(Data entries)
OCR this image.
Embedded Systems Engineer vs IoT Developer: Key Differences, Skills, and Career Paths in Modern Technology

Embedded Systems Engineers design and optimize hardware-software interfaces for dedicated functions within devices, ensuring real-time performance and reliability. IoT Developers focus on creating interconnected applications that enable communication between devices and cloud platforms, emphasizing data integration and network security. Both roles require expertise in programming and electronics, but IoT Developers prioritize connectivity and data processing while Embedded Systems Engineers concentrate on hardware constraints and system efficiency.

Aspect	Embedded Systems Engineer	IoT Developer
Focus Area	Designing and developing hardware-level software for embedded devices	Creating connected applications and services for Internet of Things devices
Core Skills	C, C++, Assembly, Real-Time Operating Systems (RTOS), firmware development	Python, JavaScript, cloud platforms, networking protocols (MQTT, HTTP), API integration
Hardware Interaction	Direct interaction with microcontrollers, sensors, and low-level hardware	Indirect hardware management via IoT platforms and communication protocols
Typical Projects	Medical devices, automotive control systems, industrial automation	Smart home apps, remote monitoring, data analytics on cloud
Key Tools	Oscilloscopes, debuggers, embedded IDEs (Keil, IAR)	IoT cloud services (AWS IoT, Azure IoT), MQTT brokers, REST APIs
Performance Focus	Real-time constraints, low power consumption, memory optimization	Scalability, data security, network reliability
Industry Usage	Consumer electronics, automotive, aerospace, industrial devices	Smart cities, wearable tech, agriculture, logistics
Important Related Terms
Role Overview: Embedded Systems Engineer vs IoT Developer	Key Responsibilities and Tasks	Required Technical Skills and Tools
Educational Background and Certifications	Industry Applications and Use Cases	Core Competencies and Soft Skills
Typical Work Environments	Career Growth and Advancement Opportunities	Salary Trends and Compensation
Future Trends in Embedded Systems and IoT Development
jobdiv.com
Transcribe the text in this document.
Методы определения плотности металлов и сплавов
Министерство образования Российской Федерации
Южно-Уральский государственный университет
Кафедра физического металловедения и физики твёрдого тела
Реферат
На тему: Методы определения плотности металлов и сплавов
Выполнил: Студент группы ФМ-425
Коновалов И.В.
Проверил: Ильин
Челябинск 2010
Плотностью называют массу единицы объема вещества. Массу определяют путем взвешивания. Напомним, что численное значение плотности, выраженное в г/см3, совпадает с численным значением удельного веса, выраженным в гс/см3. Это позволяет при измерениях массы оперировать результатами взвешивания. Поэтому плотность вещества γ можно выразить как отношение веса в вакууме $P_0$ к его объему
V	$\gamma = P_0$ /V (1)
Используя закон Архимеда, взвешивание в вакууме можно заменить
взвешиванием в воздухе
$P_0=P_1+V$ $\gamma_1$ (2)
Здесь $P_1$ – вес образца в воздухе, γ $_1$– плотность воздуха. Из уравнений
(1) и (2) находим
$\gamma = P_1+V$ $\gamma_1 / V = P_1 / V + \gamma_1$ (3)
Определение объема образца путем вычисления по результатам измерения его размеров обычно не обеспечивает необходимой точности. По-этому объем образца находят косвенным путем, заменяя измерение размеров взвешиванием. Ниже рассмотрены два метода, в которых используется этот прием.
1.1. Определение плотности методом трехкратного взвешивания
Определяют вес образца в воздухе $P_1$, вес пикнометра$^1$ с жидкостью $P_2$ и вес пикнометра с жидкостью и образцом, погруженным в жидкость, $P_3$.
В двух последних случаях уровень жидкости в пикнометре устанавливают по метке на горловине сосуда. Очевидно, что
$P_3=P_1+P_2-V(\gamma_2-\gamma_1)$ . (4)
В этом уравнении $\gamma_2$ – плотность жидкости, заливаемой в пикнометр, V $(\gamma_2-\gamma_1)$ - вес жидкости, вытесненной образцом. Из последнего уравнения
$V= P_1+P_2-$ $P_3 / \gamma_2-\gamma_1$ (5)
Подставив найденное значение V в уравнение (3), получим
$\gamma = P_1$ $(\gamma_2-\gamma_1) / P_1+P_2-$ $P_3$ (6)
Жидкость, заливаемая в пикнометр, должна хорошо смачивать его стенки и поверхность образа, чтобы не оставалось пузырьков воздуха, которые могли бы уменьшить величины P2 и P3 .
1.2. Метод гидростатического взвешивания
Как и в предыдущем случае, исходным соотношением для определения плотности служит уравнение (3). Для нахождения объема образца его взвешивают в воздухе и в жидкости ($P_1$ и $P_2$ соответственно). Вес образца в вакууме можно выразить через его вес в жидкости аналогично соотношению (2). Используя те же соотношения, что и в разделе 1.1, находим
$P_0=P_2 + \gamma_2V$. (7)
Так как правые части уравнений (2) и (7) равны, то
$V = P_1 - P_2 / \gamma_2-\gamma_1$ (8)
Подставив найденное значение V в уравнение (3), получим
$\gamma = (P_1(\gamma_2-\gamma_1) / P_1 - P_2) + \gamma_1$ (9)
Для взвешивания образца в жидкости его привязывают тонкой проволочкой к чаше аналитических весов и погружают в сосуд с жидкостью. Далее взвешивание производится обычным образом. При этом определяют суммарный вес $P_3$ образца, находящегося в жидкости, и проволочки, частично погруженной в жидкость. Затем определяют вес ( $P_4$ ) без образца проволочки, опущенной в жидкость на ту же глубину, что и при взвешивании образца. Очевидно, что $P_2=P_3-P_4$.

SHORT PROBLEM: Above are records; say how many of their lines contain the word "взвешиванием", giving only the number.

PROBLEM SOLUTION: 2